_Stated task_: Pick out the lines in the listing below that contain the word "підприємства" and copy them.
— Start Extracted records —
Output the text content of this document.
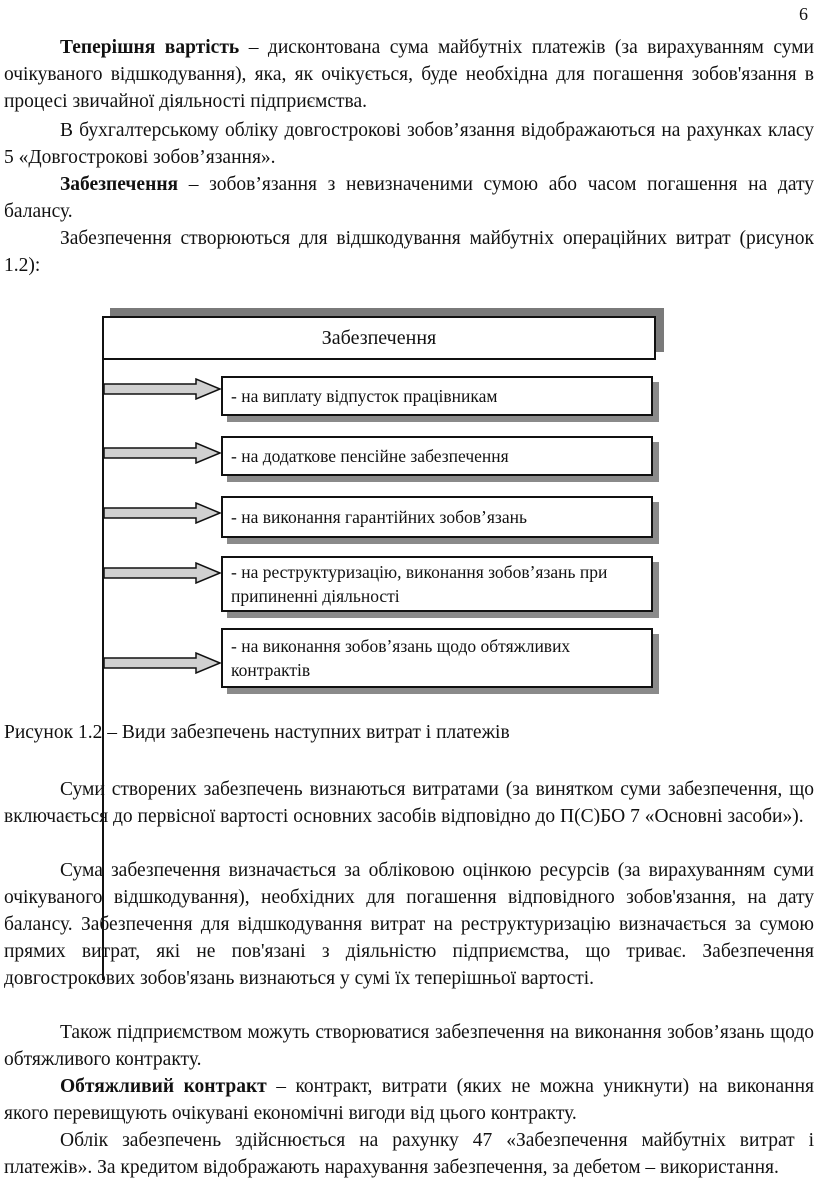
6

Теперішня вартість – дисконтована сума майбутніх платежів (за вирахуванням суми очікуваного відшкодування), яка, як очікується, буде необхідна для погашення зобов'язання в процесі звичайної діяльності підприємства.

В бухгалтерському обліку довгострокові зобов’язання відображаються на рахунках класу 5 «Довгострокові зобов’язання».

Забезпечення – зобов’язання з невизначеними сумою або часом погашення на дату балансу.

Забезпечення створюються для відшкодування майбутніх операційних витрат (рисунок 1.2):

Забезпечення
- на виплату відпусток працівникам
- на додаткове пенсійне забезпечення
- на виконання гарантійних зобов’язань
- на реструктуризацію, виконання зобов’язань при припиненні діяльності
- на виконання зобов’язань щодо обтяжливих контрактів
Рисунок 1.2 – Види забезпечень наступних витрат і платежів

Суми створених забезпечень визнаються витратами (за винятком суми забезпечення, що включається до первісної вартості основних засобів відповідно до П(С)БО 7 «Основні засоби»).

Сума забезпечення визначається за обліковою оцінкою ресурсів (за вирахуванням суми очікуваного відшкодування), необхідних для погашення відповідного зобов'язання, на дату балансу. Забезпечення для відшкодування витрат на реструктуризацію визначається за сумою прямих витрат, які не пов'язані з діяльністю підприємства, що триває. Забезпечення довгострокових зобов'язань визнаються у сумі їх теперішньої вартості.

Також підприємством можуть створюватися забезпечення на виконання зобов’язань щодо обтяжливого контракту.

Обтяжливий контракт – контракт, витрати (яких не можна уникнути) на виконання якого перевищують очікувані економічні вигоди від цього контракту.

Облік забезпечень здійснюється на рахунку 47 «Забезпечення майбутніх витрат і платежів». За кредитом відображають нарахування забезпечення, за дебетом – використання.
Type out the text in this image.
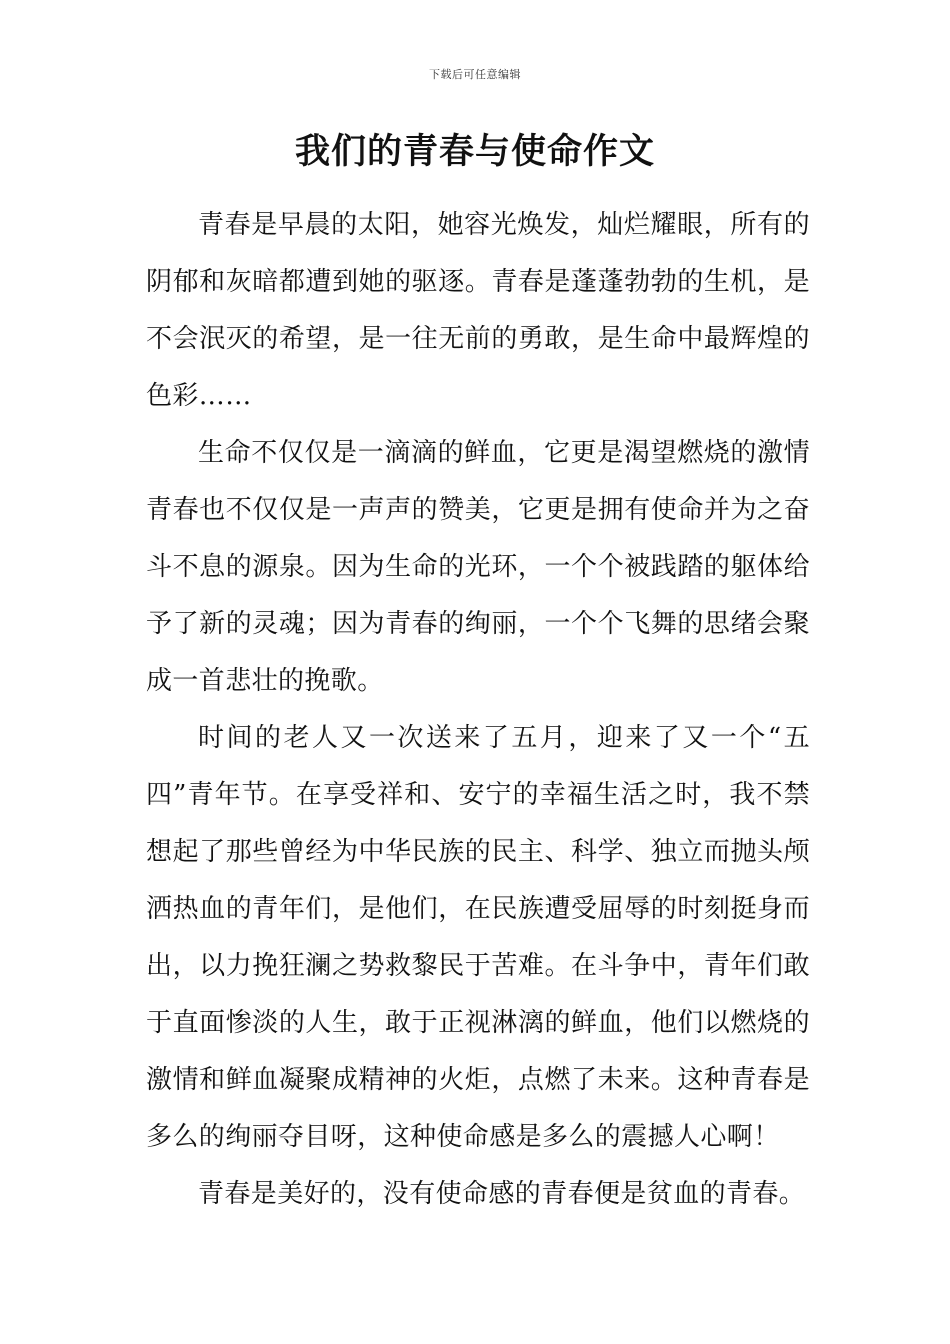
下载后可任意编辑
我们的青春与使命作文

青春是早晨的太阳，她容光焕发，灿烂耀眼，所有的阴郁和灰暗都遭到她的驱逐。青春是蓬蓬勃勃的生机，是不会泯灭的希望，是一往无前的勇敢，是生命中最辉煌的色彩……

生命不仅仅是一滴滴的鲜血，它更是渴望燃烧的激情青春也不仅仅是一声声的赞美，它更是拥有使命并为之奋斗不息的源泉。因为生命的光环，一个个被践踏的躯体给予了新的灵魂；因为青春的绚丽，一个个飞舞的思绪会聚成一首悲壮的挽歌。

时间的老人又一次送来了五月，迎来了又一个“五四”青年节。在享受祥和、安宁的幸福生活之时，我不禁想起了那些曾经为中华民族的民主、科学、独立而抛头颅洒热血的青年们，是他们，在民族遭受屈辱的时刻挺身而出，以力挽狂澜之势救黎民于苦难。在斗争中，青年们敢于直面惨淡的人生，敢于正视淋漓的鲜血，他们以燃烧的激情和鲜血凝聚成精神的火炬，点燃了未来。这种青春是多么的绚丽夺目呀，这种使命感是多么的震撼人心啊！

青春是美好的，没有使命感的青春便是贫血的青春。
— End Extracted records —
— Start Extracted records —
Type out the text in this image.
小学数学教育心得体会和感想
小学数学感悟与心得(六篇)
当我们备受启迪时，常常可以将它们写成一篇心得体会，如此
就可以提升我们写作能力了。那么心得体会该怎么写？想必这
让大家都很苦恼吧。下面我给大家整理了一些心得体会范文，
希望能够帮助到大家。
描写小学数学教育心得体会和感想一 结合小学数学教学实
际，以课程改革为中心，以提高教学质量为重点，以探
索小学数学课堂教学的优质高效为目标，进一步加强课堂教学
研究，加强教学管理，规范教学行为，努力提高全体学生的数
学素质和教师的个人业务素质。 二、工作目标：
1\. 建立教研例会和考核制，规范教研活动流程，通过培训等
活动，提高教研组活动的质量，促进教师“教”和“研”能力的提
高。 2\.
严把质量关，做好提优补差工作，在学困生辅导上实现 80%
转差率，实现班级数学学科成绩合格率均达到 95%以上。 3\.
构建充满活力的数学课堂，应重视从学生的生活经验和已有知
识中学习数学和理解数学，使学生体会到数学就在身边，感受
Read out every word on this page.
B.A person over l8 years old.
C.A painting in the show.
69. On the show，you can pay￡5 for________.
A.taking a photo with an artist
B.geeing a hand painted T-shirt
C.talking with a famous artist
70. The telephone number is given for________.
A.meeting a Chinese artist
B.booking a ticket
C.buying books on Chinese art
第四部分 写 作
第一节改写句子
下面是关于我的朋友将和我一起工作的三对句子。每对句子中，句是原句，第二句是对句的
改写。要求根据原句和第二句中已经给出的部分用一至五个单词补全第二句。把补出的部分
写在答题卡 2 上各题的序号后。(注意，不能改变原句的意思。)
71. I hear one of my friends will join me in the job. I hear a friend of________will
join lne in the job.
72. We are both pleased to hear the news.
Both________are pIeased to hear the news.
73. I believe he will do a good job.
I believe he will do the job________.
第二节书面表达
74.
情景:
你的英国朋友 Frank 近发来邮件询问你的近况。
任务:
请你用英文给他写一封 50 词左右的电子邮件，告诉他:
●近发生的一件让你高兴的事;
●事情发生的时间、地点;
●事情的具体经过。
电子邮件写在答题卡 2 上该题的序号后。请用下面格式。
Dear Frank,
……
— End Extracted records —
_Reply to the task_:
Теперішня вартість – дисконтована сума майбутніх платежів (за вирахуванням суми очікуваного відшкодування), яка, як очікується, буде необхідна для погашення зобов'язання в процесі звичайної діяльності підприємства.
Сума забезпечення визначається за обліковою оцінкою ресурсів (за вирахуванням суми очікуваного відшкодування), необхідних для погашення відповідного зобов'язання, на дату балансу. Забезпечення для відшкодування витрат на реструктуризацію визначається за сумою прямих витрат, які не пов'язані з діяльністю підприємства, що триває. Забезпечення довгострокових зобов'язань визнаються у сумі їх теперішньої вартості.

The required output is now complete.